Seek out every line containing the word "diamond", and copy each.

________________________

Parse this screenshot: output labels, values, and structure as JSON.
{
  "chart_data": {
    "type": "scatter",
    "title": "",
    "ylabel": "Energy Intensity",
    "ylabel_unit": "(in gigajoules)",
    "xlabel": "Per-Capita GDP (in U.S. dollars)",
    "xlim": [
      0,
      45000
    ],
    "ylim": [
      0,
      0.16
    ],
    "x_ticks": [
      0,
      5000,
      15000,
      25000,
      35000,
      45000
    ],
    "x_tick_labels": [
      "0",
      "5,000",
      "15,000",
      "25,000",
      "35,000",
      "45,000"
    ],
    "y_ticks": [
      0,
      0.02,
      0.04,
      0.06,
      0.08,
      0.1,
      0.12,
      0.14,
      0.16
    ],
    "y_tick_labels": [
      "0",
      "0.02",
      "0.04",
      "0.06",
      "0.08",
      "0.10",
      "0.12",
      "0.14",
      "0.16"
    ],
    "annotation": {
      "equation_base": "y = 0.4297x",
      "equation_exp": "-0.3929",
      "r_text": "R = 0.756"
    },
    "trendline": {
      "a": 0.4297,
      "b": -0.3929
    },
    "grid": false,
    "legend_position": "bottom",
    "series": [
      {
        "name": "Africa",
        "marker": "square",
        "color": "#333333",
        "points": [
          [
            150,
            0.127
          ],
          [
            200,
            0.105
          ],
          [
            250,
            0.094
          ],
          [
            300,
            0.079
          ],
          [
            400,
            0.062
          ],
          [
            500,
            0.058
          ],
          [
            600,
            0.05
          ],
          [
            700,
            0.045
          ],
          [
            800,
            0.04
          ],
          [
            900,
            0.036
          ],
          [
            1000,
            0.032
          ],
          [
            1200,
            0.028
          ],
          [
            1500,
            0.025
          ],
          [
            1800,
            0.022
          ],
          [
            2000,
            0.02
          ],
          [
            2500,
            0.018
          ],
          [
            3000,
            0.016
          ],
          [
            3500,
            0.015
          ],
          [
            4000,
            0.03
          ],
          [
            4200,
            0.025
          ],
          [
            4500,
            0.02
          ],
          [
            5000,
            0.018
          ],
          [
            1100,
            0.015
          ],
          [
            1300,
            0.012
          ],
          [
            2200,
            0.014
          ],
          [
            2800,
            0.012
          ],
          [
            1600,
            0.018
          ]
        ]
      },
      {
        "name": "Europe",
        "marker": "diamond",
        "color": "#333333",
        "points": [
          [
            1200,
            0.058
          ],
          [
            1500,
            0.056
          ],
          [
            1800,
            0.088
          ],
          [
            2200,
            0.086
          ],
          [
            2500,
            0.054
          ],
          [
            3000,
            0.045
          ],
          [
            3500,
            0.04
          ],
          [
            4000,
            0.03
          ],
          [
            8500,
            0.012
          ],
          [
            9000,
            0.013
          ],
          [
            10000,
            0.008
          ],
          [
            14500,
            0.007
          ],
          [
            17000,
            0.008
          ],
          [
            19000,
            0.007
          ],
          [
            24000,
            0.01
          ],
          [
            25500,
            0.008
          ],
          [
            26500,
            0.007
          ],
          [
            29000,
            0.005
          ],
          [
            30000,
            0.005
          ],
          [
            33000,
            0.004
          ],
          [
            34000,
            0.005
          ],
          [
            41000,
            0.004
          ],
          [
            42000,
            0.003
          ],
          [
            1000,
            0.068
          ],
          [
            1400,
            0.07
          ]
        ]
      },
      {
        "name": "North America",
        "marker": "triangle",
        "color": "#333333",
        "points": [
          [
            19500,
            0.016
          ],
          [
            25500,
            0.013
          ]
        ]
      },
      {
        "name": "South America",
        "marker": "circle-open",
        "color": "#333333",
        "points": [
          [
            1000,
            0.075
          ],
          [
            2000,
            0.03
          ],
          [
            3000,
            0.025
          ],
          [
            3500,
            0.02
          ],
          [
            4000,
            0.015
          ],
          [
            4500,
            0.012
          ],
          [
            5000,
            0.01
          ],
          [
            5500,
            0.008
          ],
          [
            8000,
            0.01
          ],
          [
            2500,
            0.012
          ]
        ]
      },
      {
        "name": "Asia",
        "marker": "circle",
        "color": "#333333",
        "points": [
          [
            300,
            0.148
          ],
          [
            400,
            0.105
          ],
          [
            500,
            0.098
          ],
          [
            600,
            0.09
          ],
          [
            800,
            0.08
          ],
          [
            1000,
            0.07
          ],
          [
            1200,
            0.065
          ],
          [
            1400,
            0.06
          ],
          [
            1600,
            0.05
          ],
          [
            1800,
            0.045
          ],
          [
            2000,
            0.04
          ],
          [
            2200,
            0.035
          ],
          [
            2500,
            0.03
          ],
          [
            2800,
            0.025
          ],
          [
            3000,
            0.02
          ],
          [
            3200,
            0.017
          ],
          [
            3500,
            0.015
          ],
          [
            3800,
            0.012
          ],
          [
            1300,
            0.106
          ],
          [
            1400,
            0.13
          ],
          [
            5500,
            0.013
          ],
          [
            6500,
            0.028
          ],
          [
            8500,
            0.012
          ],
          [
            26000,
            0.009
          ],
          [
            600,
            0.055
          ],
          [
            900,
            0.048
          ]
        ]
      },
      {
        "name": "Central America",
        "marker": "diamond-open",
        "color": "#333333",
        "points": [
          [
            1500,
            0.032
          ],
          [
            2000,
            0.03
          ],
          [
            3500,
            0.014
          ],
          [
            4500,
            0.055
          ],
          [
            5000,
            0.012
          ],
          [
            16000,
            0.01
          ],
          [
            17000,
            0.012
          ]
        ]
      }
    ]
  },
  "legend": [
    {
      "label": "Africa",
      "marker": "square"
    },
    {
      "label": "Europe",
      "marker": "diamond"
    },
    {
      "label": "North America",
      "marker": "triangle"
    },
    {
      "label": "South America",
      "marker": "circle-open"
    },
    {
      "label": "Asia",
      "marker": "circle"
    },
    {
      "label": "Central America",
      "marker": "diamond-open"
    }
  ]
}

________________________

Written answer
        "marker": "diamond",
        "marker": "diamond-open",
      "marker": "diamond"
      "marker": "diamond-open"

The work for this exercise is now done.